Search the material for the word "vare" and report each line where it turns up.

========

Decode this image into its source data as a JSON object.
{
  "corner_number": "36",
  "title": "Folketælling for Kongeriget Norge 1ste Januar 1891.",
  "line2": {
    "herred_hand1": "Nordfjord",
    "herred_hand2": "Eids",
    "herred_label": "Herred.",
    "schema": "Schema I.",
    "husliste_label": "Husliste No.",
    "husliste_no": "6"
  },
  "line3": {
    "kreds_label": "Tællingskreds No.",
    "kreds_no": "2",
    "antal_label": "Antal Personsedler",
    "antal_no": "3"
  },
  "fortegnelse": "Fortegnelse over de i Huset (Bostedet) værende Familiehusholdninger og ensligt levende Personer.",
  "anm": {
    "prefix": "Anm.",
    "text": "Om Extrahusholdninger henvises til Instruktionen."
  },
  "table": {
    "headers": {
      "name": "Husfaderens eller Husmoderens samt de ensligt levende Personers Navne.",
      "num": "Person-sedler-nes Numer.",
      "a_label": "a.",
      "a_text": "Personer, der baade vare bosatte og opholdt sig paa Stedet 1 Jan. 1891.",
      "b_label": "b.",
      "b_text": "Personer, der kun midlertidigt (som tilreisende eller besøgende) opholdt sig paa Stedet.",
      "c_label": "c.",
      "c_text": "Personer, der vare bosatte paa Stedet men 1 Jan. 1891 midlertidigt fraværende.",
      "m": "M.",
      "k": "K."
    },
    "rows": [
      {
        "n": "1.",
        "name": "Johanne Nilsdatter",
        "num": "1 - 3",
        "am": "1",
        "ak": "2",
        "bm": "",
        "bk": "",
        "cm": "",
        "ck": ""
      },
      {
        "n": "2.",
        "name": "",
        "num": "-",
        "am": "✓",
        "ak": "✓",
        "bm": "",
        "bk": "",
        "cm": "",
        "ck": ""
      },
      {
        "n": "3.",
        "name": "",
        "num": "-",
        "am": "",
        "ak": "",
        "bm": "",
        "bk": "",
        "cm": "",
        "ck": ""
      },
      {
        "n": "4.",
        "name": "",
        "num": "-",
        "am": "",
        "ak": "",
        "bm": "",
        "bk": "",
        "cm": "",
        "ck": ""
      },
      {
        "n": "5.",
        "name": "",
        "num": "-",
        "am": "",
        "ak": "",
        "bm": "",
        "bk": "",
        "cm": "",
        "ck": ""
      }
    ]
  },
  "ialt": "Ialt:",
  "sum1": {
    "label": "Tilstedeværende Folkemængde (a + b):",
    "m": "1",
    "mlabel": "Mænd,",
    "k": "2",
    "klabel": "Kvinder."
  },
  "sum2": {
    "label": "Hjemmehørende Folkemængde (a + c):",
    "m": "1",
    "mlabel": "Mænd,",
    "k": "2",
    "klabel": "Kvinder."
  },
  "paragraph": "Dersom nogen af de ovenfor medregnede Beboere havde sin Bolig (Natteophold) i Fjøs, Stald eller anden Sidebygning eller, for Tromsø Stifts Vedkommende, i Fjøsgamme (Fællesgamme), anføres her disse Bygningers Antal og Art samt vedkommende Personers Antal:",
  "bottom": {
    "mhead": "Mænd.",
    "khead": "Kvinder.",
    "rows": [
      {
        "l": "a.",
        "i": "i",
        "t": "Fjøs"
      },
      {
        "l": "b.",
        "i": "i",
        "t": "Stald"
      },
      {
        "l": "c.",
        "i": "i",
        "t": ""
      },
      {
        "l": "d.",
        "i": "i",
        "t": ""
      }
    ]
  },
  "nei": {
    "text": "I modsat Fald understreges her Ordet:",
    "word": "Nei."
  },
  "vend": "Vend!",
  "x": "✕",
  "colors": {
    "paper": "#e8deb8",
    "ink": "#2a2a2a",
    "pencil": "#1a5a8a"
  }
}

========

> _Full answer_:
      "a_text": "Personer, der baade vare bosatte og opholdt sig paa Stedet 1 Jan. 1891.",
      "c_text": "Personer, der vare bosatte paa Stedet men 1 Jan. 1891 midlertidigt fraværende.",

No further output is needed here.